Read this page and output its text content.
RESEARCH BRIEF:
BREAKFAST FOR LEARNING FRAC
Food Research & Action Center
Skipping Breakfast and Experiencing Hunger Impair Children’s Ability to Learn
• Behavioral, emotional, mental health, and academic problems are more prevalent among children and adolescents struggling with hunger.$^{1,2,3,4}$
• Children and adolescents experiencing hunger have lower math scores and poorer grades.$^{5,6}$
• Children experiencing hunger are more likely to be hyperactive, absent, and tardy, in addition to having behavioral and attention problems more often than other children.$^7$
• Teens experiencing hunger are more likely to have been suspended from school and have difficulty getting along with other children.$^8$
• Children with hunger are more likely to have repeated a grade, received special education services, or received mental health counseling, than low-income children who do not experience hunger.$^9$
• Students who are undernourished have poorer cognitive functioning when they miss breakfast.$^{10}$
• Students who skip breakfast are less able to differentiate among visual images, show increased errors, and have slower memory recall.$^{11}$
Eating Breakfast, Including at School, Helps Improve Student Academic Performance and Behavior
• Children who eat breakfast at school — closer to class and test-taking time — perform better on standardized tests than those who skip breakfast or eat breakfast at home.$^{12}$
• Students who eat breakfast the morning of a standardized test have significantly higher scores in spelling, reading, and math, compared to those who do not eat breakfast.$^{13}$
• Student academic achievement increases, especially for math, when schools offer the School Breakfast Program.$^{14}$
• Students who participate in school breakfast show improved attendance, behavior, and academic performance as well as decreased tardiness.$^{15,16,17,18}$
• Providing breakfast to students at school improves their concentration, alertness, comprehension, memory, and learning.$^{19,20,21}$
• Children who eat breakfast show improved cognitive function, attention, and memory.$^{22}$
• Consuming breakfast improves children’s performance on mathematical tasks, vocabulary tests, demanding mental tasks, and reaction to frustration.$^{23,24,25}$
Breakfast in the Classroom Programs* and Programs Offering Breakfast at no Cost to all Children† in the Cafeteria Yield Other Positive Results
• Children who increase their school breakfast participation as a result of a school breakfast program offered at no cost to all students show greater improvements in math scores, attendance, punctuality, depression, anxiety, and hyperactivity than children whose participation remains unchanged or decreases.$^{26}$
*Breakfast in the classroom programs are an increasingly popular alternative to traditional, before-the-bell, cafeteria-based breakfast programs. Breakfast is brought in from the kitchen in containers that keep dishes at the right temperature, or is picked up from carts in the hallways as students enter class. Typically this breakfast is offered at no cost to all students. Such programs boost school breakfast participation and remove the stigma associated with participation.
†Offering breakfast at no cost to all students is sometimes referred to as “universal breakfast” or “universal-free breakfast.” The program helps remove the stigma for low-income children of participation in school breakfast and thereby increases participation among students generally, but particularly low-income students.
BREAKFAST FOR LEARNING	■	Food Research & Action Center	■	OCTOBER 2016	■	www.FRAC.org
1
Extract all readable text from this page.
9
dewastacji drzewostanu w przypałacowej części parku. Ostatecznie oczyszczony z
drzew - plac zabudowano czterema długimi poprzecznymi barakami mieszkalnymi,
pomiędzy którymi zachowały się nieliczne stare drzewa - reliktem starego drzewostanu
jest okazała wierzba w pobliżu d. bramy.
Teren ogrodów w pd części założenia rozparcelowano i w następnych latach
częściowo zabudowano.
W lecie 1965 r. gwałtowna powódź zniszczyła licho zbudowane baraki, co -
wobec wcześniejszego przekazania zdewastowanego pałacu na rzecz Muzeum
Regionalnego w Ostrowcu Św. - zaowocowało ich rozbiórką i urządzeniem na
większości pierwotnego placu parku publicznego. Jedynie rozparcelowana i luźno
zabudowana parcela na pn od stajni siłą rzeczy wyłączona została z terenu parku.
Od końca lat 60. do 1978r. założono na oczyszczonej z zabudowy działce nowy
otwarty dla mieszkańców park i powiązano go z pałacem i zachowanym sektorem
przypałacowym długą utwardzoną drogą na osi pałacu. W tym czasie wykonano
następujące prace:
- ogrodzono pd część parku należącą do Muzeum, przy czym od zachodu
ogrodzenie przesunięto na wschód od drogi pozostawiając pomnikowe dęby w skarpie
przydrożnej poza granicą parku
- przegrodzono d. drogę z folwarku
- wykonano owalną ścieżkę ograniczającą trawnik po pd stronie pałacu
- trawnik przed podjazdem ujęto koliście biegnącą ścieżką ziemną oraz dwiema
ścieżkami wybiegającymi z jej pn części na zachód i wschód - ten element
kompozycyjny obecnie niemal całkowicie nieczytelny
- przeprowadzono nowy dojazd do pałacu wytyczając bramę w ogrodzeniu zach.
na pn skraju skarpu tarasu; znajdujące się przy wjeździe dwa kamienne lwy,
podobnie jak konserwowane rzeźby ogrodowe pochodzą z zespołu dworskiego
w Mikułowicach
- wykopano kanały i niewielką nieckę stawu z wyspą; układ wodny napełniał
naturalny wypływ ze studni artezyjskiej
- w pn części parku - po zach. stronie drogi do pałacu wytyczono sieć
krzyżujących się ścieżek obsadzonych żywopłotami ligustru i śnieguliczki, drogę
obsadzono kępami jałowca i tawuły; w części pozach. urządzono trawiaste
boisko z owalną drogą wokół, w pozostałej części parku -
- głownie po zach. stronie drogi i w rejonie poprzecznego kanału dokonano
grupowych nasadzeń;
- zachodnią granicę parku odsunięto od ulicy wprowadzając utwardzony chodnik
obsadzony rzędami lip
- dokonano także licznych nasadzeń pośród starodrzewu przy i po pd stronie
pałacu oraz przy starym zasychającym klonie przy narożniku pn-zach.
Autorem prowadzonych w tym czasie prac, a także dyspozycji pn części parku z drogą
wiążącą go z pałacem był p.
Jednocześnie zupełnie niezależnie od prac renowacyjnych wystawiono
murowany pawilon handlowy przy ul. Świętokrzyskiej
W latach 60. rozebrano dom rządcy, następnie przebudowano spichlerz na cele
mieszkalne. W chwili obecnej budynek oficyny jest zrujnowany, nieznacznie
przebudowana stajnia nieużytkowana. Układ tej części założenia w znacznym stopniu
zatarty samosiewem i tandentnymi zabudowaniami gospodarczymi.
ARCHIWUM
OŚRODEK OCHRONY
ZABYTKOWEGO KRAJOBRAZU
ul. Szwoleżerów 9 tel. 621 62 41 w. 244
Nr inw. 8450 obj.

===

Challenge:
Copy all of the material word for word.

Written response:
Read this page and output its text content.
RESEARCH BRIEF:
BREAKFAST FOR LEARNING FRAC
Food Research & Action Center
Skipping Breakfast and Experiencing Hunger Impair Children’s Ability to Learn
• Behavioral, emotional, mental health, and academic problems are more prevalent among children and adolescents struggling with hunger.$^{1,2,3,4}$
• Children and adolescents experiencing hunger have lower math scores and poorer grades.$^{5,6}$
• Children experiencing hunger are more likely to be hyperactive, absent, and tardy, in addition to having behavioral and attention problems more often than other children.$^7$
• Teens experiencing hunger are more likely to have been suspended from school and have difficulty getting along with other children.$^8$
• Children with hunger are more likely to have repeated a grade, received special education services, or received mental health counseling, than low-income children who do not experience hunger.$^9$
• Students who are undernourished have poorer cognitive functioning when they miss breakfast.$^{10}$
• Students who skip breakfast are less able to differentiate among visual images, show increased errors, and have slower memory recall.$^{11}$
Eating Breakfast, Including at School, Helps Improve Student Academic Performance and Behavior
• Children who eat breakfast at school — closer to class and test-taking time — perform better on standardized tests than those who skip breakfast or eat breakfast at home.$^{12}$
• Students who eat breakfast the morning of a standardized test have significantly higher scores in spelling, reading, and math, compared to those who do not eat breakfast.$^{13}$
• Student academic achievement increases, especially for math, when schools offer the School Breakfast Program.$^{14}$
• Students who participate in school breakfast show improved attendance, behavior, and academic performance as well as decreased tardiness.$^{15,16,17,18}$
• Providing breakfast to students at school improves their concentration, alertness, comprehension, memory, and learning.$^{19,20,21}$
• Children who eat breakfast show improved cognitive function, attention, and memory.$^{22}$
• Consuming breakfast improves children’s performance on mathematical tasks, vocabulary tests, demanding mental tasks, and reaction to frustration.$^{23,24,25}$
Breakfast in the Classroom Programs* and Programs Offering Breakfast at no Cost to all Children† in the Cafeteria Yield Other Positive Results
• Children who increase their school breakfast participation as a result of a school breakfast program offered at no cost to all students show greater improvements in math scores, attendance, punctuality, depression, anxiety, and hyperactivity than children whose participation remains unchanged or decreases.$^{26}$
*Breakfast in the classroom programs are an increasingly popular alternative to traditional, before-the-bell, cafeteria-based breakfast programs. Breakfast is brought in from the kitchen in containers that keep dishes at the right temperature, or is picked up from carts in the hallways as students enter class. Typically this breakfast is offered at no cost to all students. Such programs boost school breakfast participation and remove the stigma associated with participation.
†Offering breakfast at no cost to all students is sometimes referred to as “universal breakfast” or “universal-free breakfast.” The program helps remove the stigma for low-income children of participation in school breakfast and thereby increases participation among students generally, but particularly low-income students.
BREAKFAST FOR LEARNING	■	Food Research & Action Center	■	OCTOBER 2016	■	www.FRAC.org
1
Extract all readable text from this page.
9
dewastacji drzewostanu w przypałacowej części parku. Ostatecznie oczyszczony z
drzew - plac zabudowano czterema długimi poprzecznymi barakami mieszkalnymi,
pomiędzy którymi zachowały się nieliczne stare drzewa - reliktem starego drzewostanu
jest okazała wierzba w pobliżu d. bramy.
Teren ogrodów w pd części założenia rozparcelowano i w następnych latach
częściowo zabudowano.
W lecie 1965 r. gwałtowna powódź zniszczyła licho zbudowane baraki, co -
wobec wcześniejszego przekazania zdewastowanego pałacu na rzecz Muzeum
Regionalnego w Ostrowcu Św. - zaowocowało ich rozbiórką i urządzeniem na
większości pierwotnego placu parku publicznego. Jedynie rozparcelowana i luźno
zabudowana parcela na pn od stajni siłą rzeczy wyłączona została z terenu parku.
Od końca lat 60. do 1978r. założono na oczyszczonej z zabudowy działce nowy
otwarty dla mieszkańców park i powiązano go z pałacem i zachowanym sektorem
przypałacowym długą utwardzoną drogą na osi pałacu. W tym czasie wykonano
następujące prace:
- ogrodzono pd część parku należącą do Muzeum, przy czym od zachodu
ogrodzenie przesunięto na wschód od drogi pozostawiając pomnikowe dęby w skarpie
przydrożnej poza granicą parku
- przegrodzono d. drogę z folwarku
- wykonano owalną ścieżkę ograniczającą trawnik po pd stronie pałacu
- trawnik przed podjazdem ujęto koliście biegnącą ścieżką ziemną oraz dwiema
ścieżkami wybiegającymi z jej pn części na zachód i wschód - ten element
kompozycyjny obecnie niemal całkowicie nieczytelny
- przeprowadzono nowy dojazd do pałacu wytyczając bramę w ogrodzeniu zach.
na pn skraju skarpu tarasu; znajdujące się przy wjeździe dwa kamienne lwy,
podobnie jak konserwowane rzeźby ogrodowe pochodzą z zespołu dworskiego
w Mikułowicach
- wykopano kanały i niewielką nieckę stawu z wyspą; układ wodny napełniał
naturalny wypływ ze studni artezyjskiej
- w pn części parku - po zach. stronie drogi do pałacu wytyczono sieć
krzyżujących się ścieżek obsadzonych żywopłotami ligustru i śnieguliczki, drogę
obsadzono kępami jałowca i tawuły; w części pozach. urządzono trawiaste
boisko z owalną drogą wokół, w pozostałej części parku -
- głownie po zach. stronie drogi i w rejonie poprzecznego kanału dokonano
grupowych nasadzeń;
- zachodnią granicę parku odsunięto od ulicy wprowadzając utwardzony chodnik
obsadzony rzędami lip
- dokonano także licznych nasadzeń pośród starodrzewu przy i po pd stronie
pałacu oraz przy starym zasychającym klonie przy narożniku pn-zach.
Autorem prowadzonych w tym czasie prac, a także dyspozycji pn części parku z drogą
wiążącą go z pałacem był p.
Jednocześnie zupełnie niezależnie od prac renowacyjnych wystawiono
murowany pawilon handlowy przy ul. Świętokrzyskiej
W latach 60. rozebrano dom rządcy, następnie przebudowano spichlerz na cele
mieszkalne. W chwili obecnej budynek oficyny jest zrujnowany, nieznacznie
przebudowana stajnia nieużytkowana. Układ tej części założenia w znacznym stopniu
zatarty samosiewem i tandentnymi zabudowaniami gospodarczymi.
ARCHIWUM
OŚRODEK OCHRONY
ZABYTKOWEGO KRAJOBRAZU
ul. Szwoleżerów 9 tel. 621 62 41 w. 244
Nr inw. 8450 obj.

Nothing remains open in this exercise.